* [Exercise details]: Please rewrite the rows from the first line through the line with "x-tick-label: 40 [502,369,518,385]", changing "x-tick-label" to "x-axis-tick" and leaving everything else the same.

* [Records for this exercise]:
++++++++++++++++++++
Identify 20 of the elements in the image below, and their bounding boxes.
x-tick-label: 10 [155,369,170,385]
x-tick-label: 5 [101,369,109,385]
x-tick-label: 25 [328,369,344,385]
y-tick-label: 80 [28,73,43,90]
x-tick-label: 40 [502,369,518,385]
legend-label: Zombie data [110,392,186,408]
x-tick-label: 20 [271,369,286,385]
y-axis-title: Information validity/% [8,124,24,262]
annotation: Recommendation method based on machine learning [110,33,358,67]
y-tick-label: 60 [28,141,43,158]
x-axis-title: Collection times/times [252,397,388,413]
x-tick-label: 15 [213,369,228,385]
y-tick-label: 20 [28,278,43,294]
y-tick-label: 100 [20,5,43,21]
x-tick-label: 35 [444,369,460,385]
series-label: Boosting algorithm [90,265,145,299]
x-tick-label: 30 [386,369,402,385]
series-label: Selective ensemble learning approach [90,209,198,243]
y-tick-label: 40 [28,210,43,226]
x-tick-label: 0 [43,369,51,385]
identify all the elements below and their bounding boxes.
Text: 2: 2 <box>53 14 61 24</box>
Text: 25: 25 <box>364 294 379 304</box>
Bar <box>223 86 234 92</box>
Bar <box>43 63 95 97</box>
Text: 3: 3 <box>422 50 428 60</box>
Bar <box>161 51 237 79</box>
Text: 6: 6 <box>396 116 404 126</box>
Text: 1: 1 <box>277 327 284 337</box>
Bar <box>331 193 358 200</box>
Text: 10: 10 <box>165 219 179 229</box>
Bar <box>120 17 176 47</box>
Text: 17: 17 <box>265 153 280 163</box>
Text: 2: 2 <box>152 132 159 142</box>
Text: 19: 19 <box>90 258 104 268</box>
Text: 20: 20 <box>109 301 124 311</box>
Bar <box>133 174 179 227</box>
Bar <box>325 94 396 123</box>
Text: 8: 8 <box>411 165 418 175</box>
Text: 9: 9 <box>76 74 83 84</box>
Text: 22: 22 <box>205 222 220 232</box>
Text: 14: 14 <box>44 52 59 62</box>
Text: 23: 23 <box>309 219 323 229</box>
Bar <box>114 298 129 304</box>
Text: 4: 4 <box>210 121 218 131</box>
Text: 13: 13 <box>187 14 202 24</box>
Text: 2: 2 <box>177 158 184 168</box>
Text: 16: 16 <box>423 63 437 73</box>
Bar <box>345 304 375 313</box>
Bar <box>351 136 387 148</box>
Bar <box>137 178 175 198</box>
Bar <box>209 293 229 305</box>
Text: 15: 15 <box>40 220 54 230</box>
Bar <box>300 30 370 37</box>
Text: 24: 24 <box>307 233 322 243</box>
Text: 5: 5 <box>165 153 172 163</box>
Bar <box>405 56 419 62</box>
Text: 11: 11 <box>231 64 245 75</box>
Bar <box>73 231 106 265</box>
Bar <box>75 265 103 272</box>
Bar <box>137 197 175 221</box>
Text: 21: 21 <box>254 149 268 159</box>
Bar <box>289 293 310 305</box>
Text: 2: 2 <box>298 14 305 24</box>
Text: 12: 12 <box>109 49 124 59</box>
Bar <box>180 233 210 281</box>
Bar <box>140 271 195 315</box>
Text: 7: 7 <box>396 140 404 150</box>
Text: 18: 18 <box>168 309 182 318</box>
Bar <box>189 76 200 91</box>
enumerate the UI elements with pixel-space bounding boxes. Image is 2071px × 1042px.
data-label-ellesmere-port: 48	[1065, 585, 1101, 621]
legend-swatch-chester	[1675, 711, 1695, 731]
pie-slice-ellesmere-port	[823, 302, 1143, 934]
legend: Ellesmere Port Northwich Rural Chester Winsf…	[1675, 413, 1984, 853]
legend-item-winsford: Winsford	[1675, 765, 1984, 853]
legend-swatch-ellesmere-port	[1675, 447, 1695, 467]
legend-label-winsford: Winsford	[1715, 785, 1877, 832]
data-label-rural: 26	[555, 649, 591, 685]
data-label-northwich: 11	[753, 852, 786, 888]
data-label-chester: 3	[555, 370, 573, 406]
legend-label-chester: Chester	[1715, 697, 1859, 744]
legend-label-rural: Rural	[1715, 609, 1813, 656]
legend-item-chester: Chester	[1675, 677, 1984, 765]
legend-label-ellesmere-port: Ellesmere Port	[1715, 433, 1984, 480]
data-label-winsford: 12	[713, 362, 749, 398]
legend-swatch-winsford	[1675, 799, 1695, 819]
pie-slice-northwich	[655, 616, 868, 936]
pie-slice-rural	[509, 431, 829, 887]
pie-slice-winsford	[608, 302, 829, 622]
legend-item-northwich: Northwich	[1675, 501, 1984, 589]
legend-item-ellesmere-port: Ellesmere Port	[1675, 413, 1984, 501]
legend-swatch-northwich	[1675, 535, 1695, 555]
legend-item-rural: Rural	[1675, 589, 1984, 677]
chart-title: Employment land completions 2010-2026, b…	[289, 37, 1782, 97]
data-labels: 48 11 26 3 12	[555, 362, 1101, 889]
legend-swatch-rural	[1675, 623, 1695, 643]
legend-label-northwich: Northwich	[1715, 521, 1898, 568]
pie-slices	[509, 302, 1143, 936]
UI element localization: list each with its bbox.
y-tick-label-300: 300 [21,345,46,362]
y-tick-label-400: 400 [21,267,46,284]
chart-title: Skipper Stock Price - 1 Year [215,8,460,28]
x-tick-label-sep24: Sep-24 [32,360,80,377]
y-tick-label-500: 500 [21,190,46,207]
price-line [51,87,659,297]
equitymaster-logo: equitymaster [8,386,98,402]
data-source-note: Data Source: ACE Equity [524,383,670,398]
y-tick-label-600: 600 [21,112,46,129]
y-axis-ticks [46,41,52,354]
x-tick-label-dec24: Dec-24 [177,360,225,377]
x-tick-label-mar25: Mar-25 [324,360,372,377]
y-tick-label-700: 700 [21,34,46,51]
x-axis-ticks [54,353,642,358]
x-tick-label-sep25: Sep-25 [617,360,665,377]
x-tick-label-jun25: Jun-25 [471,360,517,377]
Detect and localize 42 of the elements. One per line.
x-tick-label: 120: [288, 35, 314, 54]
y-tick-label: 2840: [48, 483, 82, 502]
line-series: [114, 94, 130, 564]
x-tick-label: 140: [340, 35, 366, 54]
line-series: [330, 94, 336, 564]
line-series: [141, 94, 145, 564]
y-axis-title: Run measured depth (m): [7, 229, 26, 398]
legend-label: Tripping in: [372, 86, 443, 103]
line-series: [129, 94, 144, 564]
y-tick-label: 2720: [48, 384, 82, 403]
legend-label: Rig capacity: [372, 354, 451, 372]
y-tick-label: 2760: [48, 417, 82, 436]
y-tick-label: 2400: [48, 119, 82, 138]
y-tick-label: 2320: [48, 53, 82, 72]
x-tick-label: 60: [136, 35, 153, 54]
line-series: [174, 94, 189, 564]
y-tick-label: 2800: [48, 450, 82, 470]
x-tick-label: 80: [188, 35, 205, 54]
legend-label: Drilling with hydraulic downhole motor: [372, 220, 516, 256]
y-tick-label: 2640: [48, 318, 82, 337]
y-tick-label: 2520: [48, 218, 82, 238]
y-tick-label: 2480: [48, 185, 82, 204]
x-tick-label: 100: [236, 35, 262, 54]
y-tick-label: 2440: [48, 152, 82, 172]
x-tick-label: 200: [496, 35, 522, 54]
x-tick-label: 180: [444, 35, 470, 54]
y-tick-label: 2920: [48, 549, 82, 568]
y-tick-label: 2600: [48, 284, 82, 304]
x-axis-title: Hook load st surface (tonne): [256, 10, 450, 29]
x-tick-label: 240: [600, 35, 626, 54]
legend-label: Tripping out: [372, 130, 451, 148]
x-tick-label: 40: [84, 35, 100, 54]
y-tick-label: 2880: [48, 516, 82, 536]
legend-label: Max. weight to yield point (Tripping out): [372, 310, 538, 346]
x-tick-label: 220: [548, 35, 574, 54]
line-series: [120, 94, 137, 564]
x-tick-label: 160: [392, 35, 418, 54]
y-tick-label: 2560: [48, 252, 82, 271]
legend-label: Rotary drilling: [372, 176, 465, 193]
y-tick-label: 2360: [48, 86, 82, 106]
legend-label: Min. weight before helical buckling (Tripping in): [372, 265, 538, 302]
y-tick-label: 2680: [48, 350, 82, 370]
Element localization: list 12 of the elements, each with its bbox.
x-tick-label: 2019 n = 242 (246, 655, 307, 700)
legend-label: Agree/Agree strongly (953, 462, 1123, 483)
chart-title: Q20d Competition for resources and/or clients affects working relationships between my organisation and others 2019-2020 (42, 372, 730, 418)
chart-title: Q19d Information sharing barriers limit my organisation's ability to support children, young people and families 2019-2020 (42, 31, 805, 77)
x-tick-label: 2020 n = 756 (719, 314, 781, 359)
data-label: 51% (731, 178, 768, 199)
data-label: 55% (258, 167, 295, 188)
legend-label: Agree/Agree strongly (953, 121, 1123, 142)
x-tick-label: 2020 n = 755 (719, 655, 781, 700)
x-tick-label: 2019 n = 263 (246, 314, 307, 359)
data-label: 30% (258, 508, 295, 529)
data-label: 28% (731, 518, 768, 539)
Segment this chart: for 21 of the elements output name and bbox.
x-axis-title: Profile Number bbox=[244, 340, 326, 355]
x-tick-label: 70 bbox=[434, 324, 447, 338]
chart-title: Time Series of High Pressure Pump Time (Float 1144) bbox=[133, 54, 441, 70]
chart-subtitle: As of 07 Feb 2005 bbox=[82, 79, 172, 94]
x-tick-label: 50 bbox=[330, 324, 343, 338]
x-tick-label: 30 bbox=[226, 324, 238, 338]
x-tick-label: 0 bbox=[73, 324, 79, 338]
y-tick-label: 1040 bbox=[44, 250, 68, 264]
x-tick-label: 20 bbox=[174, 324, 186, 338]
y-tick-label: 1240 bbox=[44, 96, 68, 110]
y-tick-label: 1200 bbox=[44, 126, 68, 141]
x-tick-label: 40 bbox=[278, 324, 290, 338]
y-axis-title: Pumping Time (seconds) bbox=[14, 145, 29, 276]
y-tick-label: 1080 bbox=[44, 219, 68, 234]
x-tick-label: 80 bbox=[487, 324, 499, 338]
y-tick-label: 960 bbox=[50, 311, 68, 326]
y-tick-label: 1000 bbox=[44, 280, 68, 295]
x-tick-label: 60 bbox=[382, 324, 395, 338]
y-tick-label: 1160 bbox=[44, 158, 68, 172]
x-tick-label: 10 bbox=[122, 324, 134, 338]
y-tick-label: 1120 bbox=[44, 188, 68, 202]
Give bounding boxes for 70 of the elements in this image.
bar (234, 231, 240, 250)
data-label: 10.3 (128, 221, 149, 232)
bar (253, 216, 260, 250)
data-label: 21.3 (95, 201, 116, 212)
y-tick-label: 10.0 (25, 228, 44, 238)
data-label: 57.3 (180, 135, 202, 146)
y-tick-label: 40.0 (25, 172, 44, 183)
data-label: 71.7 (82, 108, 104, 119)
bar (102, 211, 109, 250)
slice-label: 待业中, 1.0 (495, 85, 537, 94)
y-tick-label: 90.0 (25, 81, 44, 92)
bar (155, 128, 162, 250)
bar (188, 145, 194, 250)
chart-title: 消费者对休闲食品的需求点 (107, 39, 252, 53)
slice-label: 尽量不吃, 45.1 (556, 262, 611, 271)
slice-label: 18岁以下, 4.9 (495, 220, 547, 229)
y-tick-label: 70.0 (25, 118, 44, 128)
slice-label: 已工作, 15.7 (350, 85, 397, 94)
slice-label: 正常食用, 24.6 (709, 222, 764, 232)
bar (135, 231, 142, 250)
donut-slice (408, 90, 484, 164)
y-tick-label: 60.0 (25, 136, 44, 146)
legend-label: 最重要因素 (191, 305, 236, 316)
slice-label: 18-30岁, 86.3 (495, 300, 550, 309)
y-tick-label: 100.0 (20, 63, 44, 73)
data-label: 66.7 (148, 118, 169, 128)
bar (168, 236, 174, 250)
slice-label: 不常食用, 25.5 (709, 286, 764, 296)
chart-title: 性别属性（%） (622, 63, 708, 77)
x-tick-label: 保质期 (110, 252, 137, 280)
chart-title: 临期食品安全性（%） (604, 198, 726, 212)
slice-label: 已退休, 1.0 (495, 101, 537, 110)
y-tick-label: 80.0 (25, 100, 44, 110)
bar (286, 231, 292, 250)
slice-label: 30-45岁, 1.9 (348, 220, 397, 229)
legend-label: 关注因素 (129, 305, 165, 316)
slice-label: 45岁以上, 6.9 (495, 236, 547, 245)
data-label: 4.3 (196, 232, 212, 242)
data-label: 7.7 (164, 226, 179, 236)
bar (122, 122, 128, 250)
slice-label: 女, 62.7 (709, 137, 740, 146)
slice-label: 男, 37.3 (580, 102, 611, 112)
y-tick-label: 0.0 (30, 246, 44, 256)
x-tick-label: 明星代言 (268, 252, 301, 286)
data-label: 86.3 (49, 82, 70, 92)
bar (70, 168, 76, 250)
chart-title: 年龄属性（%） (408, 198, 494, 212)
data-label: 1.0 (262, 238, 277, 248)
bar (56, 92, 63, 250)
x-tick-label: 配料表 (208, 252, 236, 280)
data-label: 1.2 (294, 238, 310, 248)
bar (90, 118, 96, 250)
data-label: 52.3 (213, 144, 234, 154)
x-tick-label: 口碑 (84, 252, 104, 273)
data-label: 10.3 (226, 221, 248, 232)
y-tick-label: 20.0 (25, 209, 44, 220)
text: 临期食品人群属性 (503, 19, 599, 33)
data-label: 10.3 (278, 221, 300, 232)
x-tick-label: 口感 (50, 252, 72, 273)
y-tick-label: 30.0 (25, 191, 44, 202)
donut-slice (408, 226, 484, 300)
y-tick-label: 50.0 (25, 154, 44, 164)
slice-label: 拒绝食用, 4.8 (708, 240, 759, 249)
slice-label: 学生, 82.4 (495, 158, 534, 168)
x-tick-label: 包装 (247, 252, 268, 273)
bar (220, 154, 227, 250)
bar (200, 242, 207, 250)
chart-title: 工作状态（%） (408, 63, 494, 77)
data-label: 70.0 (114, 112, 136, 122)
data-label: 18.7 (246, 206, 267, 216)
++++++++++++++++++++
* [Correct response]:
Identify 20 of the elements in the image below, and their bounding boxes.
x-axis-tick: 10 [155,369,170,385]
x-axis-tick: 5 [101,369,109,385]
x-axis-tick: 25 [328,369,344,385]
y-tick-label: 80 [28,73,43,90]
x-axis-tick: 40 [502,369,518,385]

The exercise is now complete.